[Stored items from a collection]
◆ ◆ ◆ ◆ ◆ ◆ ◆

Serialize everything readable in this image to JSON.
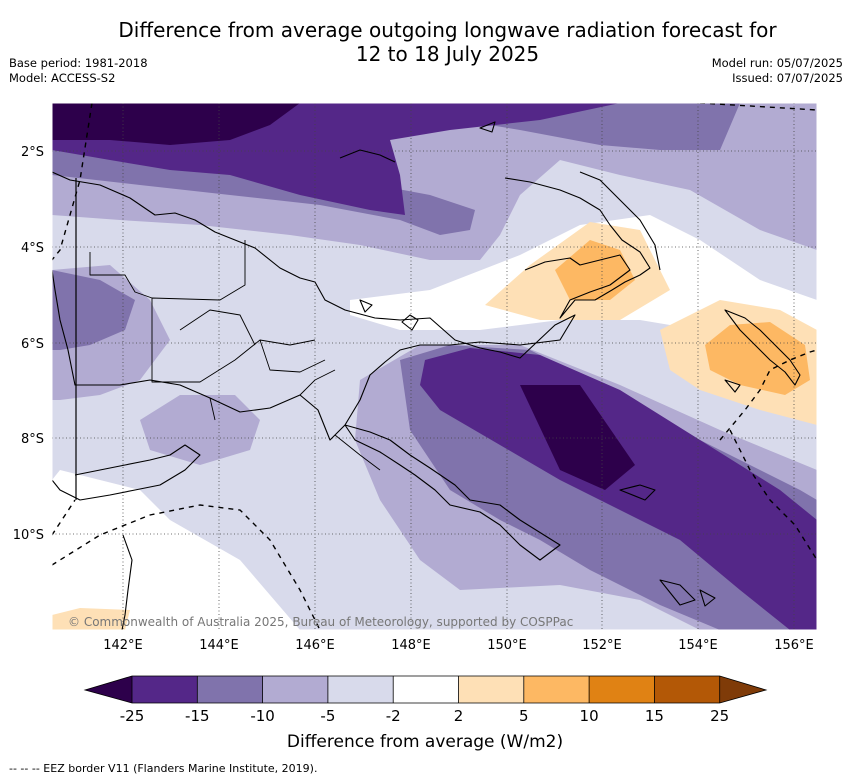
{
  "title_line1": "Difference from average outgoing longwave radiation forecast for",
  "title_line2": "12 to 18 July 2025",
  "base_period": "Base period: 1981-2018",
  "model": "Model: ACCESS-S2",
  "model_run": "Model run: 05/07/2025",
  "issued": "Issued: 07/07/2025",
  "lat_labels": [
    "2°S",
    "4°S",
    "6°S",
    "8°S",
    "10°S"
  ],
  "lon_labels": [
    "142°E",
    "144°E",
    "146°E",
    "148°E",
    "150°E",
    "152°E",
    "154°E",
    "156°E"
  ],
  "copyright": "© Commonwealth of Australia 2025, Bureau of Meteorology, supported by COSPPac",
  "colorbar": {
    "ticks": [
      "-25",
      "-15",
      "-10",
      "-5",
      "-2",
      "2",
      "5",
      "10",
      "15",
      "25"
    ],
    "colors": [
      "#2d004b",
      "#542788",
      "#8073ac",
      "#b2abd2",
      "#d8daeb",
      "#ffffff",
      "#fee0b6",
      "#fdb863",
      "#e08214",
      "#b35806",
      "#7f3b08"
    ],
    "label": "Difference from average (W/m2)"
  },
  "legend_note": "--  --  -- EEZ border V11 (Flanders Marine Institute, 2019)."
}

◆ ◆ ◆ ◆ ◆ ◆ ◆

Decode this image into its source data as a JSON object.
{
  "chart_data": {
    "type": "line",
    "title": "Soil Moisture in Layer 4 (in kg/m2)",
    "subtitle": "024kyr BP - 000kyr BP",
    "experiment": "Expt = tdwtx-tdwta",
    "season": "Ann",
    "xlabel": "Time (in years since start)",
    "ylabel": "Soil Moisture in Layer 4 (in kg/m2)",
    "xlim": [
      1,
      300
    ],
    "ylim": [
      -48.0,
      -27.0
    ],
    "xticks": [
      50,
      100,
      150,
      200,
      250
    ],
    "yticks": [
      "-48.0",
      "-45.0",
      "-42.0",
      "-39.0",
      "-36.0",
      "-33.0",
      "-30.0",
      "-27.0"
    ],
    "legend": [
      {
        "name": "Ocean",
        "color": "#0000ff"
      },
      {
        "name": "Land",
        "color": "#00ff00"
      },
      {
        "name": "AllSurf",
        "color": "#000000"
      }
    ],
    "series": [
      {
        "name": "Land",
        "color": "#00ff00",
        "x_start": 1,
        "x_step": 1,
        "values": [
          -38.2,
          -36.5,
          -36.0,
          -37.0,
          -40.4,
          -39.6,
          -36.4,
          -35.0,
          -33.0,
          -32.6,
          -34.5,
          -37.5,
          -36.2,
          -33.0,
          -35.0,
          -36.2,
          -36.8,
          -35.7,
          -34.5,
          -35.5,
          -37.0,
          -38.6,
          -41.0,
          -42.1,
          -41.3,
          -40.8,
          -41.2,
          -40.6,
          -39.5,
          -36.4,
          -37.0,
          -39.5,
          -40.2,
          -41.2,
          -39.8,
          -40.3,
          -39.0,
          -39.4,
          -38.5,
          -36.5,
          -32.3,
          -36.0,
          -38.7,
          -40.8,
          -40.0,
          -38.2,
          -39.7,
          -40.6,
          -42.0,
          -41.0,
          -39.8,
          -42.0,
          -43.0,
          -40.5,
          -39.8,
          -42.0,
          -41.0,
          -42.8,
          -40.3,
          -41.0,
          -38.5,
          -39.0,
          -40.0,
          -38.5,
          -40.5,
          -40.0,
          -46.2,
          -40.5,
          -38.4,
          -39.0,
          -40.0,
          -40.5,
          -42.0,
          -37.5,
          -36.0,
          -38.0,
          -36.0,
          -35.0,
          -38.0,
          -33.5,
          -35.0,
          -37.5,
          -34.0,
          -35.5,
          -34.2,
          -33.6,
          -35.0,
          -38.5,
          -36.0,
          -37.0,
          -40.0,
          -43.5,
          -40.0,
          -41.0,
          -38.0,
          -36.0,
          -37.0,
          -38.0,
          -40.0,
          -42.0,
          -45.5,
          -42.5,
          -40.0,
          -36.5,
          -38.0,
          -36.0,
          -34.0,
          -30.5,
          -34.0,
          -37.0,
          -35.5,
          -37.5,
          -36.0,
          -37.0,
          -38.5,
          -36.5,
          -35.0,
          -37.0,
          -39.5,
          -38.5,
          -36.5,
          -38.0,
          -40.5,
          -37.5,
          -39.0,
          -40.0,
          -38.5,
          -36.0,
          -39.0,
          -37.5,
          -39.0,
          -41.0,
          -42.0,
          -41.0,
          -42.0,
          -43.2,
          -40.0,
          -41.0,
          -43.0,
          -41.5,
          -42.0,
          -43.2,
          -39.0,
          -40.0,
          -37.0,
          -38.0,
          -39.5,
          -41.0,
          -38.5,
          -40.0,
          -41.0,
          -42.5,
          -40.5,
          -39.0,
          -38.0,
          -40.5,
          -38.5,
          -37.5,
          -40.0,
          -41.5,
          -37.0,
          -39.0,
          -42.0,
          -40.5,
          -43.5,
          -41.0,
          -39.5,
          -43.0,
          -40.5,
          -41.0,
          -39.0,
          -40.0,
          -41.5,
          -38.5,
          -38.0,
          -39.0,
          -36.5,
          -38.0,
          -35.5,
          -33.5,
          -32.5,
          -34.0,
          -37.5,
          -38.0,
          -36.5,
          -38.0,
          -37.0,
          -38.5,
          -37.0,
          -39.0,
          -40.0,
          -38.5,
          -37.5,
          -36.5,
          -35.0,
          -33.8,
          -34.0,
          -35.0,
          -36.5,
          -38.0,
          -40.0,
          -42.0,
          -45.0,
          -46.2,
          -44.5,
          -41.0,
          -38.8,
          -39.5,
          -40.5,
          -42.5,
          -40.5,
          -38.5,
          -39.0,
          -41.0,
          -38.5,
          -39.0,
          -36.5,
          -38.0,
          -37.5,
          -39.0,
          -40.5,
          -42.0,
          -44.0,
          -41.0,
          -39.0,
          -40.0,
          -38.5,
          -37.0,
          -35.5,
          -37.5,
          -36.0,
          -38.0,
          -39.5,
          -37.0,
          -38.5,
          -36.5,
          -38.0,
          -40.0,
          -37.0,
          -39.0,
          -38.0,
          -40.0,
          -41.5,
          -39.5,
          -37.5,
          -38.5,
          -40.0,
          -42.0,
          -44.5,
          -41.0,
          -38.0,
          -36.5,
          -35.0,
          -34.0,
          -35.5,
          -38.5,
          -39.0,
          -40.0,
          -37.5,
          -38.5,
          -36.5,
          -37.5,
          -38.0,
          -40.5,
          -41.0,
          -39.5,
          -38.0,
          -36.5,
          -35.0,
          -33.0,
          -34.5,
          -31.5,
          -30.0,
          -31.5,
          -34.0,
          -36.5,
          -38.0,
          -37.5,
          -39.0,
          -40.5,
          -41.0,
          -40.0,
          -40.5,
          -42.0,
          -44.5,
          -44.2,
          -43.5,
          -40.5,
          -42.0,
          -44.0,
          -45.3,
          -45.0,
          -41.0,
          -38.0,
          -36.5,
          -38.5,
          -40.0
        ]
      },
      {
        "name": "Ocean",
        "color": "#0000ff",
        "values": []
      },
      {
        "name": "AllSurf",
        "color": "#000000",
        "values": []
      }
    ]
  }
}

◆ ◆ ◆ ◆ ◆ ◆ ◆

→ **Goal**
Determine how many lines of the data contain the word "Layer", and reply with that number only.

→ **Solution**
2